— START Data supplied —

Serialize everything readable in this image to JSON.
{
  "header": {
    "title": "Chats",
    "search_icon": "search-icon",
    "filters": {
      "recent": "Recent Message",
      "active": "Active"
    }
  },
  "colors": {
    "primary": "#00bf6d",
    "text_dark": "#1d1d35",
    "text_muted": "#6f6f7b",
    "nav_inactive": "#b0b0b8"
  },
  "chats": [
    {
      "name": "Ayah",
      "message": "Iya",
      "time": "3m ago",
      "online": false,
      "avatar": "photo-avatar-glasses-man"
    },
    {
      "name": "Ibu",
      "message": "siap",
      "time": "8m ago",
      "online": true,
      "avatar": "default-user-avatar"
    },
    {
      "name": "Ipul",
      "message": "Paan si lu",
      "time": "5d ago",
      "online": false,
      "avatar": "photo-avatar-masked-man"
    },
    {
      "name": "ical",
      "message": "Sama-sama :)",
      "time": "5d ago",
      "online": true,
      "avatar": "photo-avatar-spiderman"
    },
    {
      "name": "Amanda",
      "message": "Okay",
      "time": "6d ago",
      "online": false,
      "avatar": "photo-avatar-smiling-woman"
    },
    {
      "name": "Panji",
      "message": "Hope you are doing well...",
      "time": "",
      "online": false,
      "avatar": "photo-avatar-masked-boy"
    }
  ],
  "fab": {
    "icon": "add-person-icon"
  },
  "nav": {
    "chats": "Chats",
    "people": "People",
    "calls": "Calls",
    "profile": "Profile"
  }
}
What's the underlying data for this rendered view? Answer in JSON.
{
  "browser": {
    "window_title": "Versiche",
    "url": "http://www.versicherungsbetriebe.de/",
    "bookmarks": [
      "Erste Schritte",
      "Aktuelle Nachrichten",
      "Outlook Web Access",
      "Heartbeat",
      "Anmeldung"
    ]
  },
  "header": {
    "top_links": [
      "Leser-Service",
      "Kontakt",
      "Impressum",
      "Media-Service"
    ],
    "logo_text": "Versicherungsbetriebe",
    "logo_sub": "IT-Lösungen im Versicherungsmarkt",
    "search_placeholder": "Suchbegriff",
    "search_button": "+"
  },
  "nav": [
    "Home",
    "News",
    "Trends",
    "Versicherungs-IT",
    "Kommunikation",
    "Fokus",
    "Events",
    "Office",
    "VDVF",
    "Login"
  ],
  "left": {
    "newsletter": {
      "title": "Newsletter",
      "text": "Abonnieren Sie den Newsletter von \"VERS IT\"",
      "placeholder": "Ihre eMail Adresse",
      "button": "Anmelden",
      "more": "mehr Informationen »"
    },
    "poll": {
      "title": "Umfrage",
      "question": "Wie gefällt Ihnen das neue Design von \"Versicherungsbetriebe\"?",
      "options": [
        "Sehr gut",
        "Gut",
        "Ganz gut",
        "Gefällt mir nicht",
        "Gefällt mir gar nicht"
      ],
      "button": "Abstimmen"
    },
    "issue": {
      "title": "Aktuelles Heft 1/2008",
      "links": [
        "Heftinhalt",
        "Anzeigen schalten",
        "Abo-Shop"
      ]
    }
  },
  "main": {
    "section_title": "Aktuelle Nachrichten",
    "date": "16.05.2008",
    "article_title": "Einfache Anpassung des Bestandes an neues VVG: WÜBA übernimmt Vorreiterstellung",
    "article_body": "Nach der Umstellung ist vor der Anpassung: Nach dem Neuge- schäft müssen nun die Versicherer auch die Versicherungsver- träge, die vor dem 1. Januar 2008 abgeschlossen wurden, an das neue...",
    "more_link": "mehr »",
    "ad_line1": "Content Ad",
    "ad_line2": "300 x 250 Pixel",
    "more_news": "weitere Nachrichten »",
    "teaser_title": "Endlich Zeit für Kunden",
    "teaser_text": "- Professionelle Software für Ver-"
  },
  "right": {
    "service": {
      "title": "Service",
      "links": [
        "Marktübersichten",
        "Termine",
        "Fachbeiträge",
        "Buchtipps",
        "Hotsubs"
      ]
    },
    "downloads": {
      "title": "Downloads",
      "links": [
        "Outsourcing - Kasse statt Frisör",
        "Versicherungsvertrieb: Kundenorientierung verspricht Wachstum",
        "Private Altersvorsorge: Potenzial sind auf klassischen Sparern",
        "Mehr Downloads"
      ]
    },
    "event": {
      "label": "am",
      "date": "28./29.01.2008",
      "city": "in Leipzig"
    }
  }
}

— END Data supplied —

- Work instructions:
Retype all of the entries precisely as they are.

- Complete answer:
Serialize everything readable in this image to JSON.
{
  "header": {
    "title": "Chats",
    "search_icon": "search-icon",
    "filters": {
      "recent": "Recent Message",
      "active": "Active"
    }
  },
  "colors": {
    "primary": "#00bf6d",
    "text_dark": "#1d1d35",
    "text_muted": "#6f6f7b",
    "nav_inactive": "#b0b0b8"
  },
  "chats": [
    {
      "name": "Ayah",
      "message": "Iya",
      "time": "3m ago",
      "online": false,
      "avatar": "photo-avatar-glasses-man"
    },
    {
      "name": "Ibu",
      "message": "siap",
      "time": "8m ago",
      "online": true,
      "avatar": "default-user-avatar"
    },
    {
      "name": "Ipul",
      "message": "Paan si lu",
      "time": "5d ago",
      "online": false,
      "avatar": "photo-avatar-masked-man"
    },
    {
      "name": "ical",
      "message": "Sama-sama :)",
      "time": "5d ago",
      "online": true,
      "avatar": "photo-avatar-spiderman"
    },
    {
      "name": "Amanda",
      "message": "Okay",
      "time": "6d ago",
      "online": false,
      "avatar": "photo-avatar-smiling-woman"
    },
    {
      "name": "Panji",
      "message": "Hope you are doing well...",
      "time": "",
      "online": false,
      "avatar": "photo-avatar-masked-boy"
    }
  ],
  "fab": {
    "icon": "add-person-icon"
  },
  "nav": {
    "chats": "Chats",
    "people": "People",
    "calls": "Calls",
    "profile": "Profile"
  }
}
What's the underlying data for this rendered view? Answer in JSON.
{
  "browser": {
    "window_title": "Versiche",
    "url": "http://www.versicherungsbetriebe.de/",
    "bookmarks": [
      "Erste Schritte",
      "Aktuelle Nachrichten",
      "Outlook Web Access",
      "Heartbeat",
      "Anmeldung"
    ]
  },
  "header": {
    "top_links": [
      "Leser-Service",
      "Kontakt",
      "Impressum",
      "Media-Service"
    ],
    "logo_text": "Versicherungsbetriebe",
    "logo_sub": "IT-Lösungen im Versicherungsmarkt",
    "search_placeholder": "Suchbegriff",
    "search_button": "+"
  },
  "nav": [
    "Home",
    "News",
    "Trends",
    "Versicherungs-IT",
    "Kommunikation",
    "Fokus",
    "Events",
    "Office",
    "VDVF",
    "Login"
  ],
  "left": {
    "newsletter": {
      "title": "Newsletter",
      "text": "Abonnieren Sie den Newsletter von \"VERS IT\"",
      "placeholder": "Ihre eMail Adresse",
      "button": "Anmelden",
      "more": "mehr Informationen »"
    },
    "poll": {
      "title": "Umfrage",
      "question": "Wie gefällt Ihnen das neue Design von \"Versicherungsbetriebe\"?",
      "options": [
        "Sehr gut",
        "Gut",
        "Ganz gut",
        "Gefällt mir nicht",
        "Gefällt mir gar nicht"
      ],
      "button": "Abstimmen"
    },
    "issue": {
      "title": "Aktuelles Heft 1/2008",
      "links": [
        "Heftinhalt",
        "Anzeigen schalten",
        "Abo-Shop"
      ]
    }
  },
  "main": {
    "section_title": "Aktuelle Nachrichten",
    "date": "16.05.2008",
    "article_title": "Einfache Anpassung des Bestandes an neues VVG: WÜBA übernimmt Vorreiterstellung",
    "article_body": "Nach der Umstellung ist vor der Anpassung: Nach dem Neuge- schäft müssen nun die Versicherer auch die Versicherungsver- träge, die vor dem 1. Januar 2008 abgeschlossen wurden, an das neue...",
    "more_link": "mehr »",
    "ad_line1": "Content Ad",
    "ad_line2": "300 x 250 Pixel",
    "more_news": "weitere Nachrichten »",
    "teaser_title": "Endlich Zeit für Kunden",
    "teaser_text": "- Professionelle Software für Ver-"
  },
  "right": {
    "service": {
      "title": "Service",
      "links": [
        "Marktübersichten",
        "Termine",
        "Fachbeiträge",
        "Buchtipps",
        "Hotsubs"
      ]
    },
    "downloads": {
      "title": "Downloads",
      "links": [
        "Outsourcing - Kasse statt Frisör",
        "Versicherungsvertrieb: Kundenorientierung verspricht Wachstum",
        "Private Altersvorsorge: Potenzial sind auf klassischen Sparern",
        "Mehr Downloads"
      ]
    },
    "event": {
      "label": "am",
      "date": "28./29.01.2008",
      "city": "in Leipzig"
    }
  }
}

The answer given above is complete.